* **Given request**
From the entries that follow, extract each line holding the string "xlabel".

[Figure dataset records]
— Start —

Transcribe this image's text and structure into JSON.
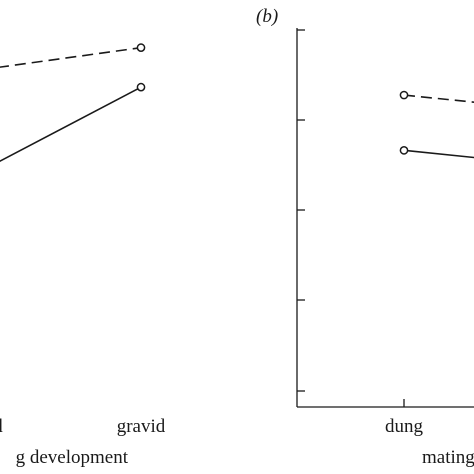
{
  "chart_data": [
    {
      "type": "line",
      "panel_label": "",
      "categories": [
        "d",
        "gravid"
      ],
      "xlabel": "g development",
      "ylabel": "",
      "series": [
        {
          "style": "dashed",
          "values": [
            0.88,
            0.93
          ]
        },
        {
          "style": "solid",
          "values": [
            0.64,
            0.83
          ]
        }
      ],
      "marker": "open-circle",
      "color": "#1a1a1a"
    },
    {
      "type": "line",
      "panel_label": "(b)",
      "categories": [
        "dung",
        ""
      ],
      "xlabel": "mating",
      "ylabel": "",
      "ytick_count": 5,
      "series": [
        {
          "style": "dashed",
          "values": [
            0.81,
            0.78
          ]
        },
        {
          "style": "solid",
          "values": [
            0.67,
            0.64
          ]
        }
      ],
      "marker": "open-circle",
      "color": "#1a1a1a"
    }
  ]
}
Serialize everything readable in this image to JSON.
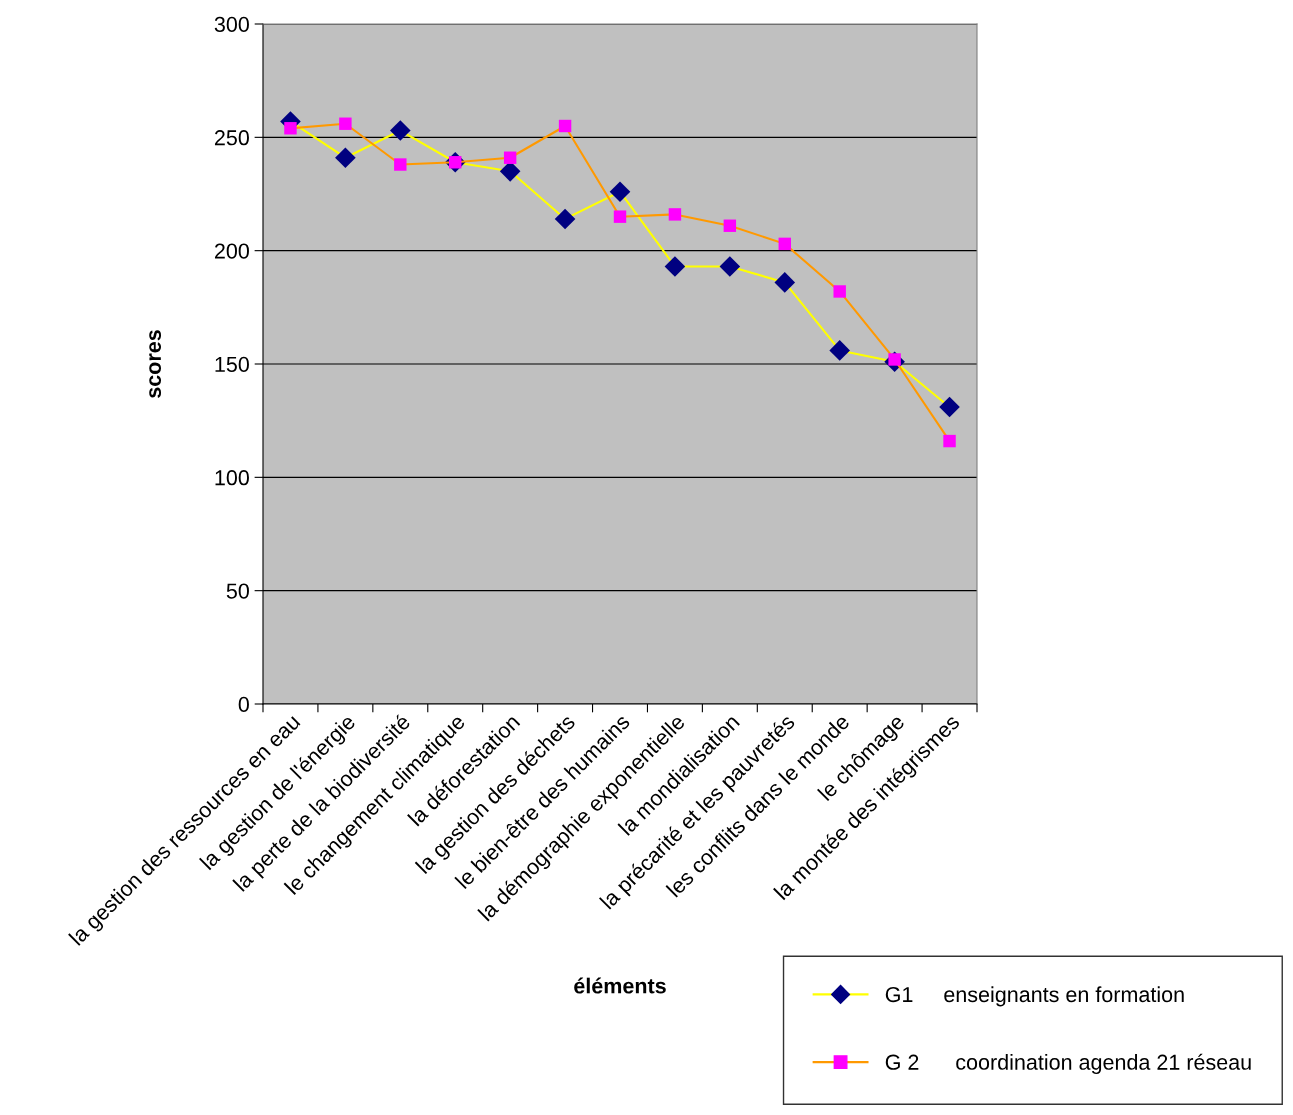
{
  "chart_data": {
    "type": "line",
    "xlabel": "éléments",
    "ylabel": "scores",
    "categories": [
      "la gestion des ressources en eau",
      "la gestion de l'énergie",
      "la perte de la biodiversité",
      "le changement climatique",
      "la déforestation",
      "la gestion des déchets",
      "le bien-être des humains",
      "la démographie exponentielle",
      "la mondialisation",
      "la précarité et les pauvretés",
      "les conflits dans le monde",
      "le chômage",
      "la montée des intégrismes"
    ],
    "series": [
      {
        "name": "G1     enseignants en formation",
        "color": "#ffff00",
        "colors": [
          "#000080",
          "#000080",
          "#000080",
          "#000080",
          "#000080",
          "#000080",
          "#000080",
          "#000080",
          "#000080",
          "#000080",
          "#000080",
          "#000080",
          "#000080"
        ],
        "marker": "diamond",
        "values": [
          257,
          241,
          253,
          239,
          235,
          214,
          226,
          193,
          193,
          186,
          156,
          151,
          131
        ]
      },
      {
        "name": "G 2      coordination agenda 21 réseau",
        "color": "#ff9900",
        "colors": [
          "#ff00ff",
          "#ff00ff",
          "#ff00ff",
          "#ff00ff",
          "#ff00ff",
          "#ff00ff",
          "#ff00ff",
          "#ff00ff",
          "#ff00ff",
          "#ff00ff",
          "#ff00ff",
          "#ff00ff",
          "#ff00ff"
        ],
        "marker": "square",
        "values": [
          254,
          256,
          238,
          239,
          241,
          255,
          215,
          216,
          211,
          203,
          182,
          152,
          116
        ]
      }
    ],
    "ylim": [
      0,
      300
    ],
    "yticks": [
      0,
      50,
      100,
      150,
      200,
      250,
      300
    ],
    "grid": "y",
    "legend": "bottom right"
  }
}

— End —

* **Full output**
      "xlabel": "g development",
      "xlabel": "mating",
    "xlabel": "éléments",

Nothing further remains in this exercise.